■ REQUEST ■
Retype all of the entries word for word.

+===+

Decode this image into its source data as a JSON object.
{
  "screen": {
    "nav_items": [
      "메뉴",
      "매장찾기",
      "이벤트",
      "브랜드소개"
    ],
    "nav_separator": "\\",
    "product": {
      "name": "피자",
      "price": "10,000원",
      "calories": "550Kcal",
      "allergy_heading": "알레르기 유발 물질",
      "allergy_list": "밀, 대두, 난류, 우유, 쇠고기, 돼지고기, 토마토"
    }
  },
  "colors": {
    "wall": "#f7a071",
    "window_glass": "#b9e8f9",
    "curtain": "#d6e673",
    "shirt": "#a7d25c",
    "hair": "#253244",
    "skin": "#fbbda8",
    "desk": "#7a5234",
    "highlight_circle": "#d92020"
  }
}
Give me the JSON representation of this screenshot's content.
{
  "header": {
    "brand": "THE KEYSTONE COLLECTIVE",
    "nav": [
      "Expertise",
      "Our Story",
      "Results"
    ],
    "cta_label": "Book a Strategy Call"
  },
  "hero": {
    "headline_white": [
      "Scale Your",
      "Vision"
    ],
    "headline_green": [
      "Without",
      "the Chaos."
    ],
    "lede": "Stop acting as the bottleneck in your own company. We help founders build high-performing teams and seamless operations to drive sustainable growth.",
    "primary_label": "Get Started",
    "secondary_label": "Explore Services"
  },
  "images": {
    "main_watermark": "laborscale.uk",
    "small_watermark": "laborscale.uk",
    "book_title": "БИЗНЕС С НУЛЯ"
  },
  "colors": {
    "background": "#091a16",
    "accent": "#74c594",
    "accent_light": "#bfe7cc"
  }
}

+===+

■ RESULT OF THE TASK ■
Decode this image into its source data as a JSON object.
{
  "screen": {
    "nav_items": [
      "메뉴",
      "매장찾기",
      "이벤트",
      "브랜드소개"
    ],
    "nav_separator": "\\",
    "product": {
      "name": "피자",
      "price": "10,000원",
      "calories": "550Kcal",
      "allergy_heading": "알레르기 유발 물질",
      "allergy_list": "밀, 대두, 난류, 우유, 쇠고기, 돼지고기, 토마토"
    }
  },
  "colors": {
    "wall": "#f7a071",
    "window_glass": "#b9e8f9",
    "curtain": "#d6e673",
    "shirt": "#a7d25c",
    "hair": "#253244",
    "skin": "#fbbda8",
    "desk": "#7a5234",
    "highlight_circle": "#d92020"
  }
}
Give me the JSON representation of this screenshot's content.
{
  "header": {
    "brand": "THE KEYSTONE COLLECTIVE",
    "nav": [
      "Expertise",
      "Our Story",
      "Results"
    ],
    "cta_label": "Book a Strategy Call"
  },
  "hero": {
    "headline_white": [
      "Scale Your",
      "Vision"
    ],
    "headline_green": [
      "Without",
      "the Chaos."
    ],
    "lede": "Stop acting as the bottleneck in your own company. We help founders build high-performing teams and seamless operations to drive sustainable growth.",
    "primary_label": "Get Started",
    "secondary_label": "Explore Services"
  },
  "images": {
    "main_watermark": "laborscale.uk",
    "small_watermark": "laborscale.uk",
    "book_title": "БИЗНЕС С НУЛЯ"
  },
  "colors": {
    "background": "#091a16",
    "accent": "#74c594",
    "accent_light": "#bfe7cc"
  }
}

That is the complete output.